▸ Prompt:
Leave out the images and repeat the listing below without a single change.

═════ Data listing ═════

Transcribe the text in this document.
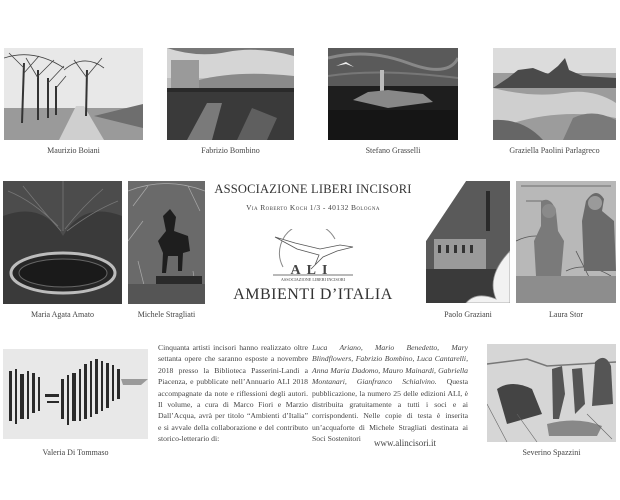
Maurizio Boiani	Fabrizio Bombino	Stefano Grasselli	Graziella Paolini Parlagreco
Maria Agata Amato	Michele Stragliati
ASSOCIAZIONE LIBERI INCISORI
Via Roberto Koch 1/3 - 40132 Bologna
ALI
ASSOCIAZIONE LIBERI INCISORI
AMBIENTI D’ITALIA
Paolo Graziani	Laura Stor
Valeria Di Tommaso
Cinquanta artisti incisori hanno realizzato oltre settanta opere che saranno esposte a novembre 2018 presso la Biblioteca Passerini-Landi a Piacenza, e pubblicate nell’Annuario ALI 2018 accompagnate da note e riflessioni degli autori. Il volume, a cura di Marco Fiori e Marzio Dall’Acqua, avrà per titolo “Ambienti d’Italia” e si avvale della collaborazione e del contributo storico-letterario di:
Luca Ariano, Mario Benedetto, Mary Blindflowers, Fabrizio Bombino, Luca Cantarelli, Anna Maria Dadomo, Mauro Mainardi, Gabriella Montanari, Gianfranco Schialvino. Questa pubblicazione, la numero 25 delle edizioni ALI, è distribuita gratuitamente a tutti i soci e ai corrispondenti. Nelle copie di testa è inserita un’acquaforte di Michele Stragliati destinata ai Soci Sostenitori	www.alincisori.it
Severino Spazzini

═════

▸ Worked solution:
Transcribe the text in this document.
Maurizio Boiani	Fabrizio Bombino	Stefano Grasselli	Graziella Paolini Parlagreco
Maria Agata Amato	Michele Stragliati
ASSOCIAZIONE LIBERI INCISORI
Via Roberto Koch 1/3 - 40132 Bologna
ALI
ASSOCIAZIONE LIBERI INCISORI
AMBIENTI D’ITALIA
Paolo Graziani	Laura Stor
Valeria Di Tommaso
Cinquanta artisti incisori hanno realizzato oltre settanta opere che saranno esposte a novembre 2018 presso la Biblioteca Passerini-Landi a Piacenza, e pubblicate nell’Annuario ALI 2018 accompagnate da note e riflessioni degli autori. Il volume, a cura di Marco Fiori e Marzio Dall’Acqua, avrà per titolo “Ambienti d’Italia” e si avvale della collaborazione e del contributo storico-letterario di:
Luca Ariano, Mario Benedetto, Mary Blindflowers, Fabrizio Bombino, Luca Cantarelli, Anna Maria Dadomo, Mauro Mainardi, Gabriella Montanari, Gianfranco Schialvino. Questa pubblicazione, la numero 25 delle edizioni ALI, è distribuita gratuitamente a tutti i soci e ai corrispondenti. Nelle copie di testa è inserita un’acquaforte di Michele Stragliati destinata ai Soci Sostenitori	www.alincisori.it
Severino Spazzini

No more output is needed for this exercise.